# Problem requirements:
In the entries below, count the lines holding "Fahrzeugen". Reply with the number only.

╔══

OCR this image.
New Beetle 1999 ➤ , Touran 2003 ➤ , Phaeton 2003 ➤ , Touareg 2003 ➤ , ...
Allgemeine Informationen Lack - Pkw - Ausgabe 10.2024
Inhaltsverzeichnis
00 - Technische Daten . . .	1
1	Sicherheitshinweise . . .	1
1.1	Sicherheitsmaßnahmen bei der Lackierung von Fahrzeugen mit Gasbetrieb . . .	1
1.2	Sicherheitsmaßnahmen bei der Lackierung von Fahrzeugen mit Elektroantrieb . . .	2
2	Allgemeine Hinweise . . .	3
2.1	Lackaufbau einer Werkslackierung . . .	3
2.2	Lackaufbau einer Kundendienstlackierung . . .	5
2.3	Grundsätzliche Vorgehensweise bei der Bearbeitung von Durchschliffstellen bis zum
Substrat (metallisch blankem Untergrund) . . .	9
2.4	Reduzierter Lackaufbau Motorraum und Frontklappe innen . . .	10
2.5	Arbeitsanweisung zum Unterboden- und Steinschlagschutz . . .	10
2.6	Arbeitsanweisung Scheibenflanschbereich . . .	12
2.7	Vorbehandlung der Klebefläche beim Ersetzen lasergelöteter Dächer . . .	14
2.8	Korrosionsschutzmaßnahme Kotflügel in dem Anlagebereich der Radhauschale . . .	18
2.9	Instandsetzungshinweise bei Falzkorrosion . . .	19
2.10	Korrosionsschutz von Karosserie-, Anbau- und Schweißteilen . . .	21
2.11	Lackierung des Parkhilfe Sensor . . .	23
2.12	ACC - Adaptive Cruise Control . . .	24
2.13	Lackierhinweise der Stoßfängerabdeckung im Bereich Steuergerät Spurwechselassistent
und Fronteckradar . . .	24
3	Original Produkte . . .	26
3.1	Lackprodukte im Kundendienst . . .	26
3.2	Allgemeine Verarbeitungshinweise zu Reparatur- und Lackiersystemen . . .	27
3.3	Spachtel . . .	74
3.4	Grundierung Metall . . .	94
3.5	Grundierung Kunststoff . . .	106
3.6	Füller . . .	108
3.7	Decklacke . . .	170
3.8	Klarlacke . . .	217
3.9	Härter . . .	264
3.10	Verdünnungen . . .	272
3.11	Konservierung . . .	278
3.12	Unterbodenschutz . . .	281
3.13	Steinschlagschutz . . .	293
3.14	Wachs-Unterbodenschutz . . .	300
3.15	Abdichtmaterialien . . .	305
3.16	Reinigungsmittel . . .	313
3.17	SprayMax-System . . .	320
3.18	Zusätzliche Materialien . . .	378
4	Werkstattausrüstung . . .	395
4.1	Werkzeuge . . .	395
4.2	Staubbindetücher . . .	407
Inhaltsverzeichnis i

╚══

# Response:
2